WHAT YOU ARE ASKED TO DO :: When the line with "Output the text content of this document." is found, repeat it and all lines that follow it exactly, stopping at the end of the listing.

DATA EXCERPTS ::
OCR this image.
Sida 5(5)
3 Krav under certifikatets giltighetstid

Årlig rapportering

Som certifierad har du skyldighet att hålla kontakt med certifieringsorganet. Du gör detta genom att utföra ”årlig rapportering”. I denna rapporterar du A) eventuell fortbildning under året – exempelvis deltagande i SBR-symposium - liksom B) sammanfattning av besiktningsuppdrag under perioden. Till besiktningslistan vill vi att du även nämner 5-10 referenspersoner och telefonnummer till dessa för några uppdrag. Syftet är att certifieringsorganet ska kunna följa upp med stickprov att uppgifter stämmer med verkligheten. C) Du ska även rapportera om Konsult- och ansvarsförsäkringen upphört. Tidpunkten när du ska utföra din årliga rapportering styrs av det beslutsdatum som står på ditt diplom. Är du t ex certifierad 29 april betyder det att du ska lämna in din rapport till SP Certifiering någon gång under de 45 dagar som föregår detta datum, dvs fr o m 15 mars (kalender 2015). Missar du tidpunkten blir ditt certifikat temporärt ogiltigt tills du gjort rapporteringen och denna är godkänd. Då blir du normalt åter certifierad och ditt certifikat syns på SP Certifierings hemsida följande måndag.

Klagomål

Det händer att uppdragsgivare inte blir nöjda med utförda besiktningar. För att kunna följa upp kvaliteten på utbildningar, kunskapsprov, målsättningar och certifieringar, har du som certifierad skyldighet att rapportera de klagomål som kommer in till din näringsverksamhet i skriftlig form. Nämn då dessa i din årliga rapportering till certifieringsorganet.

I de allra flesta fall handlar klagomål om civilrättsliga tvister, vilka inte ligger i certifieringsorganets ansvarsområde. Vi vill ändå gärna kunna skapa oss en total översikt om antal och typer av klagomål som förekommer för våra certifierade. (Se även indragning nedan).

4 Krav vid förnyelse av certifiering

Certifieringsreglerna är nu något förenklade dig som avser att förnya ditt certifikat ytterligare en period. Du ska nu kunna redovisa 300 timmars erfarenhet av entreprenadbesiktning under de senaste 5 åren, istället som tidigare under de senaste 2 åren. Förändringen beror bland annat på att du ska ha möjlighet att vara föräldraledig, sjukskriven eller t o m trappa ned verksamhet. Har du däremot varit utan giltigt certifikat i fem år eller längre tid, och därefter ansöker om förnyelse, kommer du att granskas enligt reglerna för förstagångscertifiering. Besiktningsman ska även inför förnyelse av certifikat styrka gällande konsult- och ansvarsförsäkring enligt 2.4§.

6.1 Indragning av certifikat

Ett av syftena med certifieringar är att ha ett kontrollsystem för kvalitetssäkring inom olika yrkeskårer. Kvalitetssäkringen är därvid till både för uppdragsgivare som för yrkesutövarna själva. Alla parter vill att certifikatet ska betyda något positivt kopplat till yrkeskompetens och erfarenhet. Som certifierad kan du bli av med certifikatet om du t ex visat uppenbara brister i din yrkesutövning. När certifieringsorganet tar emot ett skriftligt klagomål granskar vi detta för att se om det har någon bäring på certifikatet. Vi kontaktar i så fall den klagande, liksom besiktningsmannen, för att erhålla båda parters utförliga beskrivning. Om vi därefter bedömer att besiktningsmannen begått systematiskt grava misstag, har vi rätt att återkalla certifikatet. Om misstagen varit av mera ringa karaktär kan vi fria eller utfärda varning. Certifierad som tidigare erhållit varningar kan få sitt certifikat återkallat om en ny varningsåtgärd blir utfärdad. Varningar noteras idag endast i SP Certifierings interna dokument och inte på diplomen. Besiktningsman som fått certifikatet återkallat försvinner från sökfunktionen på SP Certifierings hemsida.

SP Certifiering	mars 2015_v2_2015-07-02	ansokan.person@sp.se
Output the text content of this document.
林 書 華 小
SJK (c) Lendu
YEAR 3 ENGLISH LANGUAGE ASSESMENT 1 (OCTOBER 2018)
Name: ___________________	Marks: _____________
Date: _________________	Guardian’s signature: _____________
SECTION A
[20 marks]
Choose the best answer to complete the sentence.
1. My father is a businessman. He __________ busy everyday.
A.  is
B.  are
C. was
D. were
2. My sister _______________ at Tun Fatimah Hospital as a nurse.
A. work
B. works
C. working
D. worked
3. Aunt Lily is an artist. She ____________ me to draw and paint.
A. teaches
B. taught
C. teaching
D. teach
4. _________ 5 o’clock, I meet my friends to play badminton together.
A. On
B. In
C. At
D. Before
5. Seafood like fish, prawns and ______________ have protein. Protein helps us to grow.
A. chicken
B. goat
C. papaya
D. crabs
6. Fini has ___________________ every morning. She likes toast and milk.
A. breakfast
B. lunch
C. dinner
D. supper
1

RESPONSE TO THIS TASK ::
Output the text content of this document.
林 書 華 小
SJK (c) Lendu
YEAR 3 ENGLISH LANGUAGE ASSESMENT 1 (OCTOBER 2018)
Name: ___________________	Marks: _____________
Date: _________________	Guardian’s signature: _____________
SECTION A
[20 marks]
Choose the best answer to complete the sentence.
1. My father is a businessman. He __________ busy everyday.
A.  is
B.  are
C. was
D. were
2. My sister _______________ at Tun Fatimah Hospital as a nurse.
A. work
B. works
C. working
D. worked
3. Aunt Lily is an artist. She ____________ me to draw and paint.
A. teaches
B. taught
C. teaching
D. teach
4. _________ 5 o’clock, I meet my friends to play badminton together.
A. On
B. In
C. At
D. Before
5. Seafood like fish, prawns and ______________ have protein. Protein helps us to grow.
A. chicken
B. goat
C. papaya
D. crabs
6. Fini has ___________________ every morning. She likes toast and milk.
A. breakfast
B. lunch
C. dinner
D. supper
1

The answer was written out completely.